++++ GIVEN RECORDS

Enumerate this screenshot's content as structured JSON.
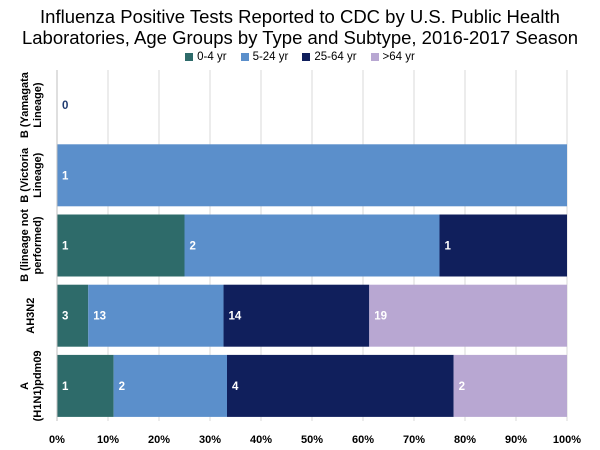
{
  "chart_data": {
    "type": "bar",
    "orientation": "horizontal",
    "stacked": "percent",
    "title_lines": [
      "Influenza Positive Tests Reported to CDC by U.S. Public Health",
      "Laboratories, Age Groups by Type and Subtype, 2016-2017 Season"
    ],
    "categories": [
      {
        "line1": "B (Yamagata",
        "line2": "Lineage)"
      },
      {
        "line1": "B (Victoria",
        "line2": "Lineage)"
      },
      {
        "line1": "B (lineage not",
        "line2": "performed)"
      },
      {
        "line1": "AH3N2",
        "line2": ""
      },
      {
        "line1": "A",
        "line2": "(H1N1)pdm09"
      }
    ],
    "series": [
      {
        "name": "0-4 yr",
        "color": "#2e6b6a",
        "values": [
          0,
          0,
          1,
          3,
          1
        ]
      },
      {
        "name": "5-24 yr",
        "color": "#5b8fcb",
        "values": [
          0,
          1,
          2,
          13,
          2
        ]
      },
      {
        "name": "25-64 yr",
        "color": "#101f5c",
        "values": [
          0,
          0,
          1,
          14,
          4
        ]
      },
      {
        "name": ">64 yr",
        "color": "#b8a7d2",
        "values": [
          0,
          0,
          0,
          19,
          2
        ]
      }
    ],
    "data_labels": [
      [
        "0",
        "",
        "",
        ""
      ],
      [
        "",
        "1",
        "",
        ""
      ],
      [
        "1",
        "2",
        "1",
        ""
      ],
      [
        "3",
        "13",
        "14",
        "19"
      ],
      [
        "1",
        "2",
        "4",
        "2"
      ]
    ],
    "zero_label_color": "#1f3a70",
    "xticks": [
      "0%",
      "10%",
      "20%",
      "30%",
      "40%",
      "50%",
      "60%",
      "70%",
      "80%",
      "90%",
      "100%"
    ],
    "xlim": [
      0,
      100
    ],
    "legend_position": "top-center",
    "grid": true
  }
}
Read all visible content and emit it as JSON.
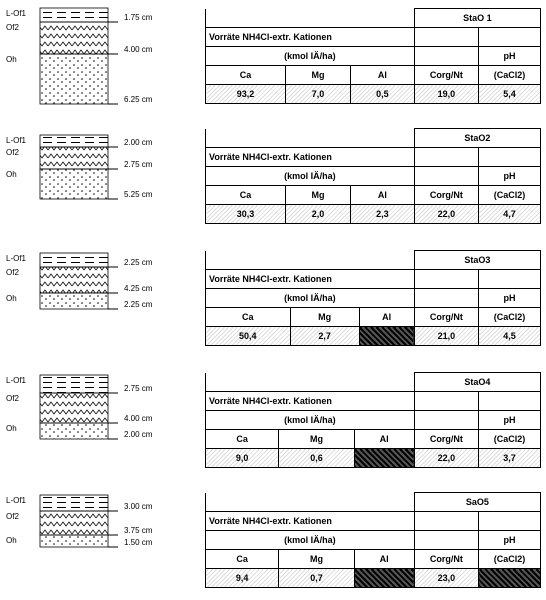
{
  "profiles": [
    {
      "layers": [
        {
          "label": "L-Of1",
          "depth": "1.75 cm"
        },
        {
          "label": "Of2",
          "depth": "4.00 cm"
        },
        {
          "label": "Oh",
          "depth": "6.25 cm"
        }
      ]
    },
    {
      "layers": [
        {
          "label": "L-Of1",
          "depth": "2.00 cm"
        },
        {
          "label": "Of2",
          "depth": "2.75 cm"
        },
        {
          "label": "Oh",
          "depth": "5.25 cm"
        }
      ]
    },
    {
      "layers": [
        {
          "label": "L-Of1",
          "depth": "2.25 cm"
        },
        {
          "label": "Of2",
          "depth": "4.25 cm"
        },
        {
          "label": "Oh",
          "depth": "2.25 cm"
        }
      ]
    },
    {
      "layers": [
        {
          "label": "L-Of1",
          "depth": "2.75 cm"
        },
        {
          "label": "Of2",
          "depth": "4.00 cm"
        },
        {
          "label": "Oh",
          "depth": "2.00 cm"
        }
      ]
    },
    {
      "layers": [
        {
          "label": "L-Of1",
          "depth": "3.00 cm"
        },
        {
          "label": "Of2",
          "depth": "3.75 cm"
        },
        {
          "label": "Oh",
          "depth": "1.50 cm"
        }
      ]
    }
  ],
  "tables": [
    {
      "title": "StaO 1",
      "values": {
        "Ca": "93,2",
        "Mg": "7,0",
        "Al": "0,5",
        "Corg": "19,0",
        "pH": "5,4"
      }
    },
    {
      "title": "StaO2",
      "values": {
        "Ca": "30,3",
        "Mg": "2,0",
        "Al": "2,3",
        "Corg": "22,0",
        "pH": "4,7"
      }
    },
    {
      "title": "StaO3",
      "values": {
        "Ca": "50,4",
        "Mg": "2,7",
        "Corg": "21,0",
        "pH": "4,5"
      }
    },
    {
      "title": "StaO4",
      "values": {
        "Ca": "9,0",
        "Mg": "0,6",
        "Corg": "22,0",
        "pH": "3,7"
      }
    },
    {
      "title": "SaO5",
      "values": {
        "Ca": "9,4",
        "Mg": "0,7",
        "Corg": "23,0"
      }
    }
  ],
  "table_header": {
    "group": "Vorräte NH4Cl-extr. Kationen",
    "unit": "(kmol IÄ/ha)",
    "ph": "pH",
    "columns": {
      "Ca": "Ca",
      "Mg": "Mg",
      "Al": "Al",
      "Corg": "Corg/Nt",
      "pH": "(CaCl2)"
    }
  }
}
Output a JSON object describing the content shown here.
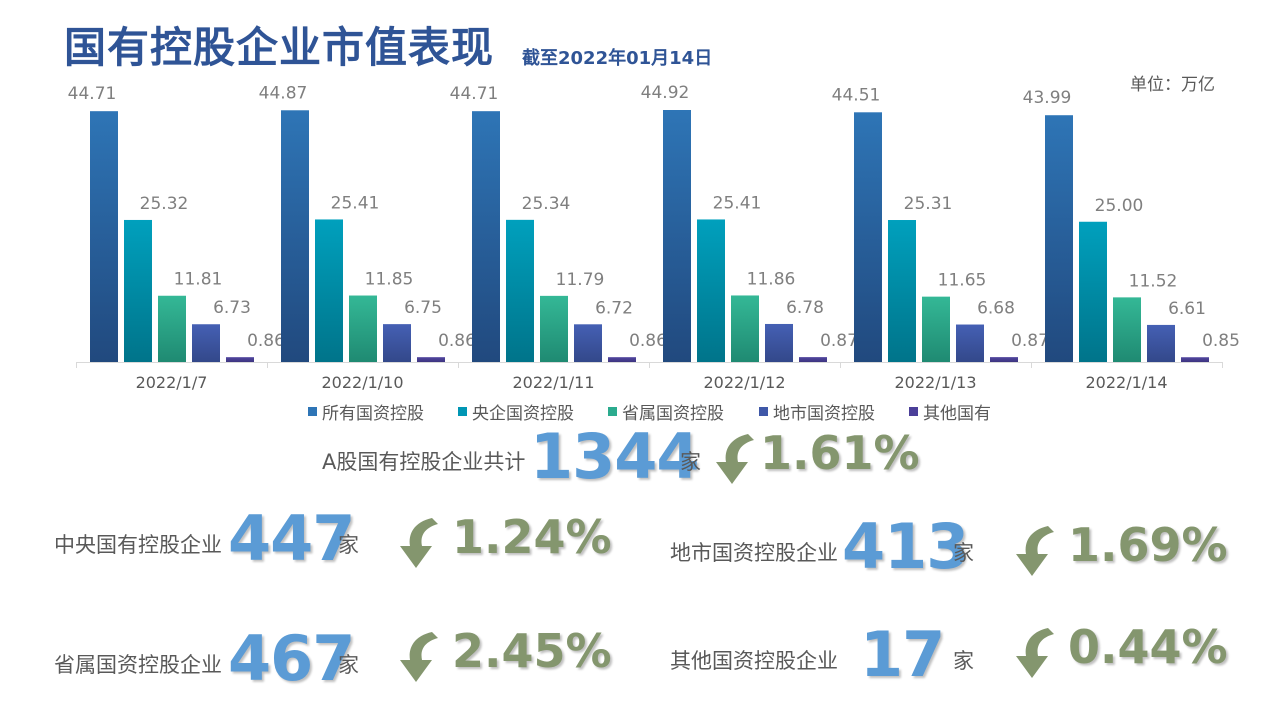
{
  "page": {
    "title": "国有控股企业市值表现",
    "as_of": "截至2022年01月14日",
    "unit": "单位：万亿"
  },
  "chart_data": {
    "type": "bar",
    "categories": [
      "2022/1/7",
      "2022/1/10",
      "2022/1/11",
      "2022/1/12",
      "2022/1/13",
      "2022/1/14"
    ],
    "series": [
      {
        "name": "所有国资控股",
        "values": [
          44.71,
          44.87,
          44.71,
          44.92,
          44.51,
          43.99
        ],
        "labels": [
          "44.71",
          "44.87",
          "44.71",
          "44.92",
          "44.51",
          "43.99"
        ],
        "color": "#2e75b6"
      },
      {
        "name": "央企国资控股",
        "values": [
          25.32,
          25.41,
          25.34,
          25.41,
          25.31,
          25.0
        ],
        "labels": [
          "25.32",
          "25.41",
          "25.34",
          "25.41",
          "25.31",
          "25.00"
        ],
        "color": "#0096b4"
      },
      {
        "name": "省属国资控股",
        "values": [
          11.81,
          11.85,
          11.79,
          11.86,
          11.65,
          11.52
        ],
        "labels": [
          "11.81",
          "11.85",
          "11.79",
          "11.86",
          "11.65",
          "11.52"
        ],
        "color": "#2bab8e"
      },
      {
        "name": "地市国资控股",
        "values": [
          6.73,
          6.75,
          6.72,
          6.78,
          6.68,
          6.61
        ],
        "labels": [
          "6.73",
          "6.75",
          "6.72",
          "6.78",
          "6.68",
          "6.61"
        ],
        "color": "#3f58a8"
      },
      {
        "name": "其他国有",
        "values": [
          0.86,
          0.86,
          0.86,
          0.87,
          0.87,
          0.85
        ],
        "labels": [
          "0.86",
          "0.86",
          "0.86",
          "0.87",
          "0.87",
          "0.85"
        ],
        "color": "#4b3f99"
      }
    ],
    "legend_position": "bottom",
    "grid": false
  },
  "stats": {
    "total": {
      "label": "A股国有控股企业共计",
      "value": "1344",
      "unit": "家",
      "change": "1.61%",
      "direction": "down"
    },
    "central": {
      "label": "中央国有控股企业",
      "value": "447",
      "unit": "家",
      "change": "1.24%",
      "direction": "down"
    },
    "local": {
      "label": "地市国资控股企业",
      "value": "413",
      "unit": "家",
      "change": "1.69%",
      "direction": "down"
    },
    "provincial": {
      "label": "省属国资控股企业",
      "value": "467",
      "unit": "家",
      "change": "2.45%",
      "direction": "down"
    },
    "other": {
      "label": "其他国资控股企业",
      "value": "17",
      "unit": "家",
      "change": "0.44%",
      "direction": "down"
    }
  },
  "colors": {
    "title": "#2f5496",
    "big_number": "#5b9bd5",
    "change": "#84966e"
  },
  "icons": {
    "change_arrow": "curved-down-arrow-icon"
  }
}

++++++++

**WRITTEN TASK:**
Show all lines in the entries above where the word "name" appears.

**SOLUTION TO THIS TASK:**
        "name": "0-4 yr",
        "name": "5-24 yr",
        "name": "25-64 yr",
        "name": ">64 yr",
        "name": "所有国资控股",
        "name": "央企国资控股",
        "name": "省属国资控股",
        "name": "地市国资控股",
        "name": "其他国有",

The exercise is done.